(Data tied to figure images):
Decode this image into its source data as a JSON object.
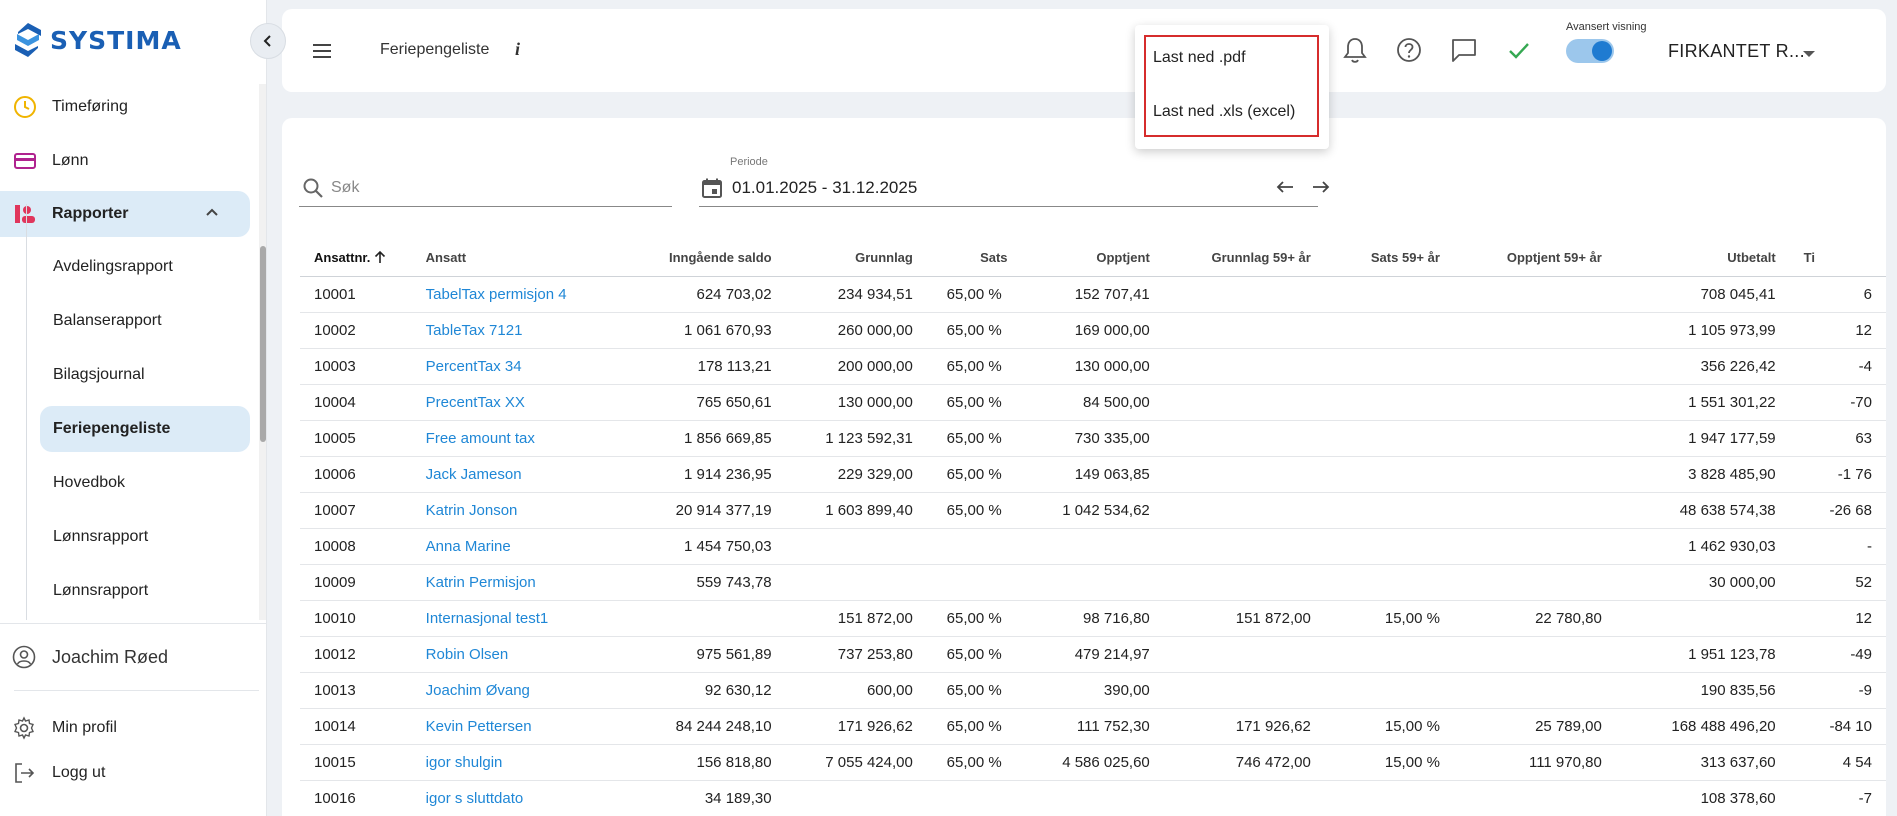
{
  "brand": {
    "name": "SYSTIMA",
    "color": "#1a5fb4"
  },
  "sidebar": {
    "items": [
      {
        "label": "Timeføring",
        "icon": "clock-icon"
      },
      {
        "label": "Lønn",
        "icon": "card-icon"
      },
      {
        "label": "Rapporter",
        "icon": "report-icon",
        "expanded": true
      }
    ],
    "sub_items": [
      "Avdelingsrapport",
      "Balanserapport",
      "Bilagsjournal",
      "Feriepengeliste",
      "Hovedbok",
      "Lønnsrapport",
      "Lønnsrapport"
    ],
    "active_sub": "Feriepengeliste",
    "user": "Joachim Røed",
    "footer": {
      "profile": "Min profil",
      "logout": "Logg ut"
    }
  },
  "header": {
    "title": "Feriepengeliste",
    "info": "i",
    "advanced_view_label": "Avansert visning",
    "advanced_view_on": true,
    "company": "FIRKANTET R..."
  },
  "export_menu": {
    "pdf": "Last ned .pdf",
    "xls": "Last ned .xls (excel)"
  },
  "filters": {
    "search_placeholder": "Søk",
    "period_label": "Periode",
    "period_value": "01.01.2025 - 31.12.2025"
  },
  "table": {
    "columns": [
      "Ansattnr.",
      "Ansatt",
      "Inngående saldo",
      "Grunnlag",
      "Sats",
      "Opptjent",
      "Grunnlag 59+ år",
      "Sats 59+ år",
      "Opptjent 59+ år",
      "Utbetalt",
      "Ti"
    ],
    "rows": [
      [
        "10001",
        "TabelTax permisjon 4",
        "624 703,02",
        "234 934,51",
        "65,00 %",
        "152 707,41",
        "",
        "",
        "",
        "708 045,41",
        "6"
      ],
      [
        "10002",
        "TableTax 7121",
        "1 061 670,93",
        "260 000,00",
        "65,00 %",
        "169 000,00",
        "",
        "",
        "",
        "1 105 973,99",
        "12"
      ],
      [
        "10003",
        "PercentTax 34",
        "178 113,21",
        "200 000,00",
        "65,00 %",
        "130 000,00",
        "",
        "",
        "",
        "356 226,42",
        "-4"
      ],
      [
        "10004",
        "PrecentTax XX",
        "765 650,61",
        "130 000,00",
        "65,00 %",
        "84 500,00",
        "",
        "",
        "",
        "1 551 301,22",
        "-70"
      ],
      [
        "10005",
        "Free amount tax",
        "1 856 669,85",
        "1 123 592,31",
        "65,00 %",
        "730 335,00",
        "",
        "",
        "",
        "1 947 177,59",
        "63"
      ],
      [
        "10006",
        "Jack Jameson",
        "1 914 236,95",
        "229 329,00",
        "65,00 %",
        "149 063,85",
        "",
        "",
        "",
        "3 828 485,90",
        "-1 76"
      ],
      [
        "10007",
        "Katrin Jonson",
        "20 914 377,19",
        "1 603 899,40",
        "65,00 %",
        "1 042 534,62",
        "",
        "",
        "",
        "48 638 574,38",
        "-26 68"
      ],
      [
        "10008",
        "Anna Marine",
        "1 454 750,03",
        "",
        "",
        "",
        "",
        "",
        "",
        "1 462 930,03",
        "-"
      ],
      [
        "10009",
        "Katrin Permisjon",
        "559 743,78",
        "",
        "",
        "",
        "",
        "",
        "",
        "30 000,00",
        "52"
      ],
      [
        "10010",
        "Internasjonal test1",
        "",
        "151 872,00",
        "65,00 %",
        "98 716,80",
        "151 872,00",
        "15,00 %",
        "22 780,80",
        "",
        "12"
      ],
      [
        "10012",
        "Robin Olsen",
        "975 561,89",
        "737 253,80",
        "65,00 %",
        "479 214,97",
        "",
        "",
        "",
        "1 951 123,78",
        "-49"
      ],
      [
        "10013",
        "Joachim Øvang",
        "92 630,12",
        "600,00",
        "65,00 %",
        "390,00",
        "",
        "",
        "",
        "190 835,56",
        "-9"
      ],
      [
        "10014",
        "Kevin Pettersen",
        "84 244 248,10",
        "171 926,62",
        "65,00 %",
        "111 752,30",
        "171 926,62",
        "15,00 %",
        "25 789,00",
        "168 488 496,20",
        "-84 10"
      ],
      [
        "10015",
        "igor shulgin",
        "156 818,80",
        "7 055 424,00",
        "65,00 %",
        "4 586 025,60",
        "746 472,00",
        "15,00 %",
        "111 970,80",
        "313 637,60",
        "4 54"
      ],
      [
        "10016",
        "igor s sluttdato",
        "34 189,30",
        "",
        "",
        "",
        "",
        "",
        "",
        "108 378,60",
        "-7"
      ]
    ]
  }
}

(THE TASK): What is the number of lines in the listing that include the word "true"? Give that number and nothing else.

(TASK SOLUTION): 2